## start Raw data

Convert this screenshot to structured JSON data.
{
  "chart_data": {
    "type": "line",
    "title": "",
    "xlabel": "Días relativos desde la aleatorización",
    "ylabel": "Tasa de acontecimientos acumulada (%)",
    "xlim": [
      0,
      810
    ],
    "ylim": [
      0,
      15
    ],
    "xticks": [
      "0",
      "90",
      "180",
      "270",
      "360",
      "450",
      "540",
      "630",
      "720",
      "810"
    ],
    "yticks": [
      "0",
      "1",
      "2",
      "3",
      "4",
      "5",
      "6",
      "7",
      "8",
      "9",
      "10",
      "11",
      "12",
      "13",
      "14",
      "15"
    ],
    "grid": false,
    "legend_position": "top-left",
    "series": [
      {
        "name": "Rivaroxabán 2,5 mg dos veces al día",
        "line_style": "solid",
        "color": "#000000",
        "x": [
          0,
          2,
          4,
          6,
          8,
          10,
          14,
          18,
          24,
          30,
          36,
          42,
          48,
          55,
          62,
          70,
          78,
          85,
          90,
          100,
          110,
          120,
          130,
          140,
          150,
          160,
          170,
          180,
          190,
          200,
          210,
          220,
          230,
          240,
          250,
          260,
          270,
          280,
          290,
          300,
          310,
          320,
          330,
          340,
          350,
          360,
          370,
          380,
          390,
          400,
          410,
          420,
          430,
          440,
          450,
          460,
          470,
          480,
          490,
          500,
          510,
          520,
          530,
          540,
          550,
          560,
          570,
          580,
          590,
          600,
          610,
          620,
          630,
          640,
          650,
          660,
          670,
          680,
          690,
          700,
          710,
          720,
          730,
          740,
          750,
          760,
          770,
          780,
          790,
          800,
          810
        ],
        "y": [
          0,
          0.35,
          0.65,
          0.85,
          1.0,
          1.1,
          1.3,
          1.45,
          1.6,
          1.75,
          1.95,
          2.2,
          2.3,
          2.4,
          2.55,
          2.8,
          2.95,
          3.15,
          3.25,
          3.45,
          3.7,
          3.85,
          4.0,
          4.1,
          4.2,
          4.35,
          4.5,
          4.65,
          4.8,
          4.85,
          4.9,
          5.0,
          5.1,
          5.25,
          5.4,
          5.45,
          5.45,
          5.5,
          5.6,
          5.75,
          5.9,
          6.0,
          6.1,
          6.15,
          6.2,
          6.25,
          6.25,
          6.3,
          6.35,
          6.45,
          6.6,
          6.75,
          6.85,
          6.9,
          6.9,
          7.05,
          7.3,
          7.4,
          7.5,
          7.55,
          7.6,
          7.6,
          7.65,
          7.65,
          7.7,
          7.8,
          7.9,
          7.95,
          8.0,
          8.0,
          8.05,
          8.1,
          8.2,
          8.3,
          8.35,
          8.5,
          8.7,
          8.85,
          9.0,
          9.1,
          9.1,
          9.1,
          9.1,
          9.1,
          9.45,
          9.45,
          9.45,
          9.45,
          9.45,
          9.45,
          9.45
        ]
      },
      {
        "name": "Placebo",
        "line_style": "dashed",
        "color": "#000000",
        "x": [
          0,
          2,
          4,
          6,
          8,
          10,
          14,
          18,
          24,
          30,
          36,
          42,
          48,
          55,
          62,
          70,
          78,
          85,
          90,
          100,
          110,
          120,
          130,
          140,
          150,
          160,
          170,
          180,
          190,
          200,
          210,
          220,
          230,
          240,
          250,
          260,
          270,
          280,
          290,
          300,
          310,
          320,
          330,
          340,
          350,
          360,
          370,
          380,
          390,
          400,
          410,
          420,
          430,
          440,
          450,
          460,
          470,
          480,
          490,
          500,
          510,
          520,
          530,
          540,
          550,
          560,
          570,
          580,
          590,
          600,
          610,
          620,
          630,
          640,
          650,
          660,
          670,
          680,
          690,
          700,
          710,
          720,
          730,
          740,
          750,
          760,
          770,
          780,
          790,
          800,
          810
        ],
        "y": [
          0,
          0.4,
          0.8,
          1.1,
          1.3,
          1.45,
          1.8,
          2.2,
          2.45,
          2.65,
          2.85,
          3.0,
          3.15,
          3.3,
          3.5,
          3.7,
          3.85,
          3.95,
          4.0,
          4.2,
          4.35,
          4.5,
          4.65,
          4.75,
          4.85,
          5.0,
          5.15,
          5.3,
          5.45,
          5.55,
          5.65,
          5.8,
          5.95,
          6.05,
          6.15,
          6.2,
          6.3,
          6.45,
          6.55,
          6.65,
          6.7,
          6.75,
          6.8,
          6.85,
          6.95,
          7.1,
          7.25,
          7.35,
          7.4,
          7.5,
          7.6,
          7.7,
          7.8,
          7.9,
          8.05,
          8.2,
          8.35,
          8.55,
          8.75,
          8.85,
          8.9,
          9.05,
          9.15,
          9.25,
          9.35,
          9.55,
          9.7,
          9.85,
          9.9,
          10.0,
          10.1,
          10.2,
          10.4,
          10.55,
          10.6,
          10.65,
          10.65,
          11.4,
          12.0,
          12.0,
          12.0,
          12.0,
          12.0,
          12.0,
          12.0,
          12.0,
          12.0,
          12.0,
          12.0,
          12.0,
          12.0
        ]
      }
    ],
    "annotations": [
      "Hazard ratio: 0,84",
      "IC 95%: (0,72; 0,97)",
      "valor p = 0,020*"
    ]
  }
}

## end Raw data

» Written problem
Gather all lines from the records above in which "name" appears.

» Answer to this problem
        "name": "Rivaroxabán 2,5 mg dos veces al día",
        "name": "Placebo",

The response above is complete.